TASK STATEMENT — Skip the images and return the records below exactly.

Raw records —
########

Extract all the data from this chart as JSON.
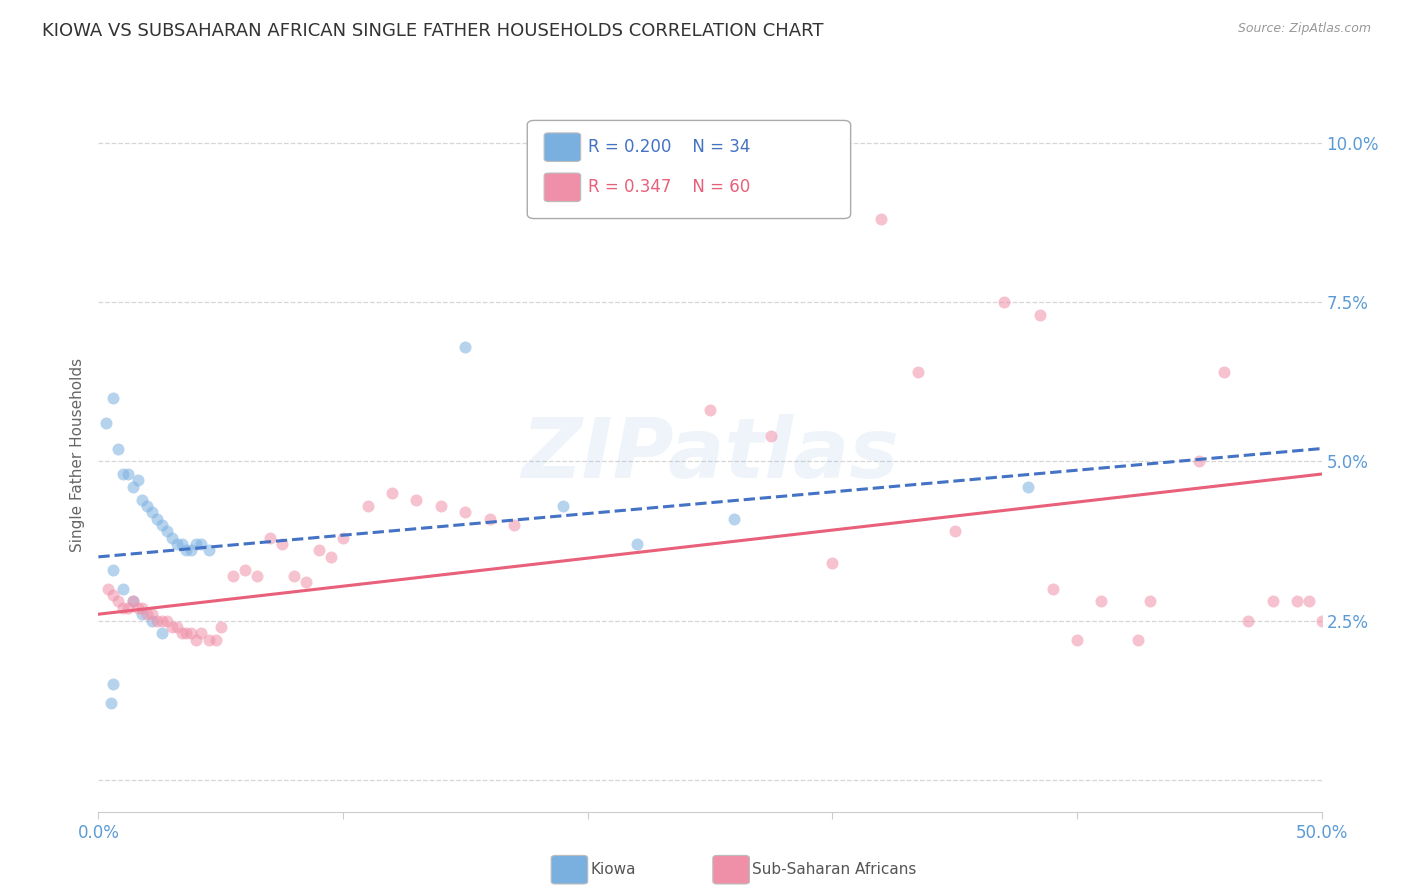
{
  "title": "KIOWA VS SUBSAHARAN AFRICAN SINGLE FATHER HOUSEHOLDS CORRELATION CHART",
  "source": "Source: ZipAtlas.com",
  "ylabel": "Single Father Households",
  "xlim": [
    0.0,
    0.5
  ],
  "ylim": [
    -0.005,
    0.107
  ],
  "legend_entries": [
    {
      "label": "Kiowa",
      "color": "#adc8e8",
      "R": "0.200",
      "N": "34"
    },
    {
      "label": "Sub-Saharan Africans",
      "color": "#f5aab8",
      "R": "0.347",
      "N": "60"
    }
  ],
  "kiowa_scatter": [
    [
      0.003,
      0.056
    ],
    [
      0.006,
      0.06
    ],
    [
      0.008,
      0.052
    ],
    [
      0.01,
      0.048
    ],
    [
      0.012,
      0.048
    ],
    [
      0.014,
      0.046
    ],
    [
      0.016,
      0.047
    ],
    [
      0.018,
      0.044
    ],
    [
      0.02,
      0.043
    ],
    [
      0.022,
      0.042
    ],
    [
      0.024,
      0.041
    ],
    [
      0.026,
      0.04
    ],
    [
      0.028,
      0.039
    ],
    [
      0.03,
      0.038
    ],
    [
      0.032,
      0.037
    ],
    [
      0.034,
      0.037
    ],
    [
      0.036,
      0.036
    ],
    [
      0.038,
      0.036
    ],
    [
      0.04,
      0.037
    ],
    [
      0.042,
      0.037
    ],
    [
      0.045,
      0.036
    ],
    [
      0.006,
      0.033
    ],
    [
      0.01,
      0.03
    ],
    [
      0.014,
      0.028
    ],
    [
      0.018,
      0.026
    ],
    [
      0.022,
      0.025
    ],
    [
      0.026,
      0.023
    ],
    [
      0.15,
      0.068
    ],
    [
      0.19,
      0.043
    ],
    [
      0.22,
      0.037
    ],
    [
      0.26,
      0.041
    ],
    [
      0.38,
      0.046
    ],
    [
      0.006,
      0.015
    ],
    [
      0.005,
      0.012
    ]
  ],
  "subsaharan_scatter": [
    [
      0.004,
      0.03
    ],
    [
      0.006,
      0.029
    ],
    [
      0.008,
      0.028
    ],
    [
      0.01,
      0.027
    ],
    [
      0.012,
      0.027
    ],
    [
      0.014,
      0.028
    ],
    [
      0.016,
      0.027
    ],
    [
      0.018,
      0.027
    ],
    [
      0.02,
      0.026
    ],
    [
      0.022,
      0.026
    ],
    [
      0.024,
      0.025
    ],
    [
      0.026,
      0.025
    ],
    [
      0.028,
      0.025
    ],
    [
      0.03,
      0.024
    ],
    [
      0.032,
      0.024
    ],
    [
      0.034,
      0.023
    ],
    [
      0.036,
      0.023
    ],
    [
      0.038,
      0.023
    ],
    [
      0.04,
      0.022
    ],
    [
      0.042,
      0.023
    ],
    [
      0.045,
      0.022
    ],
    [
      0.048,
      0.022
    ],
    [
      0.05,
      0.024
    ],
    [
      0.055,
      0.032
    ],
    [
      0.06,
      0.033
    ],
    [
      0.065,
      0.032
    ],
    [
      0.07,
      0.038
    ],
    [
      0.075,
      0.037
    ],
    [
      0.08,
      0.032
    ],
    [
      0.085,
      0.031
    ],
    [
      0.09,
      0.036
    ],
    [
      0.095,
      0.035
    ],
    [
      0.1,
      0.038
    ],
    [
      0.11,
      0.043
    ],
    [
      0.12,
      0.045
    ],
    [
      0.13,
      0.044
    ],
    [
      0.14,
      0.043
    ],
    [
      0.15,
      0.042
    ],
    [
      0.16,
      0.041
    ],
    [
      0.17,
      0.04
    ],
    [
      0.25,
      0.058
    ],
    [
      0.275,
      0.054
    ],
    [
      0.3,
      0.034
    ],
    [
      0.32,
      0.088
    ],
    [
      0.335,
      0.064
    ],
    [
      0.35,
      0.039
    ],
    [
      0.37,
      0.075
    ],
    [
      0.385,
      0.073
    ],
    [
      0.39,
      0.03
    ],
    [
      0.4,
      0.022
    ],
    [
      0.41,
      0.028
    ],
    [
      0.425,
      0.022
    ],
    [
      0.43,
      0.028
    ],
    [
      0.45,
      0.05
    ],
    [
      0.46,
      0.064
    ],
    [
      0.47,
      0.025
    ],
    [
      0.48,
      0.028
    ],
    [
      0.49,
      0.028
    ],
    [
      0.495,
      0.028
    ],
    [
      0.5,
      0.025
    ]
  ],
  "kiowa_line_x0": 0.0,
  "kiowa_line_y0": 0.035,
  "kiowa_line_x1": 0.5,
  "kiowa_line_y1": 0.052,
  "kiowa_line_color": "#4472c4",
  "kiowa_line_style": "--",
  "subsaharan_line_x0": 0.0,
  "subsaharan_line_y0": 0.026,
  "subsaharan_line_x1": 0.5,
  "subsaharan_line_y1": 0.048,
  "subsaharan_line_color": "#e8607a",
  "subsaharan_line_style": "-",
  "scatter_alpha": 0.55,
  "scatter_size": 75,
  "kiowa_scatter_color": "#7ab0e0",
  "subsaharan_scatter_color": "#f090a8",
  "background_color": "#ffffff",
  "grid_color": "#cccccc",
  "title_fontsize": 13,
  "tick_label_color": "#5b9bd5",
  "watermark_color": "#5b9bd5",
  "watermark_alpha": 0.1
}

########

RESULT FOR THIS TASK —
Extract all the data from this chart as JSON.
{
  "title": "KIOWA VS SUBSAHARAN AFRICAN SINGLE FATHER HOUSEHOLDS CORRELATION CHART",
  "source": "Source: ZipAtlas.com",
  "ylabel": "Single Father Households",
  "xlim": [
    0.0,
    0.5
  ],
  "ylim": [
    -0.005,
    0.107
  ],
  "legend_entries": [
    {
      "label": "Kiowa",
      "color": "#adc8e8",
      "R": "0.200",
      "N": "34"
    },
    {
      "label": "Sub-Saharan Africans",
      "color": "#f5aab8",
      "R": "0.347",
      "N": "60"
    }
  ],
  "kiowa_scatter": [
    [
      0.003,
      0.056
    ],
    [
      0.006,
      0.06
    ],
    [
      0.008,
      0.052
    ],
    [
      0.01,
      0.048
    ],
    [
      0.012,
      0.048
    ],
    [
      0.014,
      0.046
    ],
    [
      0.016,
      0.047
    ],
    [
      0.018,
      0.044
    ],
    [
      0.02,
      0.043
    ],
    [
      0.022,
      0.042
    ],
    [
      0.024,
      0.041
    ],
    [
      0.026,
      0.04
    ],
    [
      0.028,
      0.039
    ],
    [
      0.03,
      0.038
    ],
    [
      0.032,
      0.037
    ],
    [
      0.034,
      0.037
    ],
    [
      0.036,
      0.036
    ],
    [
      0.038,
      0.036
    ],
    [
      0.04,
      0.037
    ],
    [
      0.042,
      0.037
    ],
    [
      0.045,
      0.036
    ],
    [
      0.006,
      0.033
    ],
    [
      0.01,
      0.03
    ],
    [
      0.014,
      0.028
    ],
    [
      0.018,
      0.026
    ],
    [
      0.022,
      0.025
    ],
    [
      0.026,
      0.023
    ],
    [
      0.15,
      0.068
    ],
    [
      0.19,
      0.043
    ],
    [
      0.22,
      0.037
    ],
    [
      0.26,
      0.041
    ],
    [
      0.38,
      0.046
    ],
    [
      0.006,
      0.015
    ],
    [
      0.005,
      0.012
    ]
  ],
  "subsaharan_scatter": [
    [
      0.004,
      0.03
    ],
    [
      0.006,
      0.029
    ],
    [
      0.008,
      0.028
    ],
    [
      0.01,
      0.027
    ],
    [
      0.012,
      0.027
    ],
    [
      0.014,
      0.028
    ],
    [
      0.016,
      0.027
    ],
    [
      0.018,
      0.027
    ],
    [
      0.02,
      0.026
    ],
    [
      0.022,
      0.026
    ],
    [
      0.024,
      0.025
    ],
    [
      0.026,
      0.025
    ],
    [
      0.028,
      0.025
    ],
    [
      0.03,
      0.024
    ],
    [
      0.032,
      0.024
    ],
    [
      0.034,
      0.023
    ],
    [
      0.036,
      0.023
    ],
    [
      0.038,
      0.023
    ],
    [
      0.04,
      0.022
    ],
    [
      0.042,
      0.023
    ],
    [
      0.045,
      0.022
    ],
    [
      0.048,
      0.022
    ],
    [
      0.05,
      0.024
    ],
    [
      0.055,
      0.032
    ],
    [
      0.06,
      0.033
    ],
    [
      0.065,
      0.032
    ],
    [
      0.07,
      0.038
    ],
    [
      0.075,
      0.037
    ],
    [
      0.08,
      0.032
    ],
    [
      0.085,
      0.031
    ],
    [
      0.09,
      0.036
    ],
    [
      0.095,
      0.035
    ],
    [
      0.1,
      0.038
    ],
    [
      0.11,
      0.043
    ],
    [
      0.12,
      0.045
    ],
    [
      0.13,
      0.044
    ],
    [
      0.14,
      0.043
    ],
    [
      0.15,
      0.042
    ],
    [
      0.16,
      0.041
    ],
    [
      0.17,
      0.04
    ],
    [
      0.25,
      0.058
    ],
    [
      0.275,
      0.054
    ],
    [
      0.3,
      0.034
    ],
    [
      0.32,
      0.088
    ],
    [
      0.335,
      0.064
    ],
    [
      0.35,
      0.039
    ],
    [
      0.37,
      0.075
    ],
    [
      0.385,
      0.073
    ],
    [
      0.39,
      0.03
    ],
    [
      0.4,
      0.022
    ],
    [
      0.41,
      0.028
    ],
    [
      0.425,
      0.022
    ],
    [
      0.43,
      0.028
    ],
    [
      0.45,
      0.05
    ],
    [
      0.46,
      0.064
    ],
    [
      0.47,
      0.025
    ],
    [
      0.48,
      0.028
    ],
    [
      0.49,
      0.028
    ],
    [
      0.495,
      0.028
    ],
    [
      0.5,
      0.025
    ]
  ],
  "kiowa_line_x0": 0.0,
  "kiowa_line_y0": 0.035,
  "kiowa_line_x1": 0.5,
  "kiowa_line_y1": 0.052,
  "kiowa_line_color": "#4472c4",
  "kiowa_line_style": "--",
  "subsaharan_line_x0": 0.0,
  "subsaharan_line_y0": 0.026,
  "subsaharan_line_x1": 0.5,
  "subsaharan_line_y1": 0.048,
  "subsaharan_line_color": "#e8607a",
  "subsaharan_line_style": "-",
  "scatter_alpha": 0.55,
  "scatter_size": 75,
  "kiowa_scatter_color": "#7ab0e0",
  "subsaharan_scatter_color": "#f090a8",
  "background_color": "#ffffff",
  "grid_color": "#cccccc",
  "title_fontsize": 13,
  "tick_label_color": "#5b9bd5",
  "watermark_color": "#5b9bd5",
  "watermark_alpha": 0.1
}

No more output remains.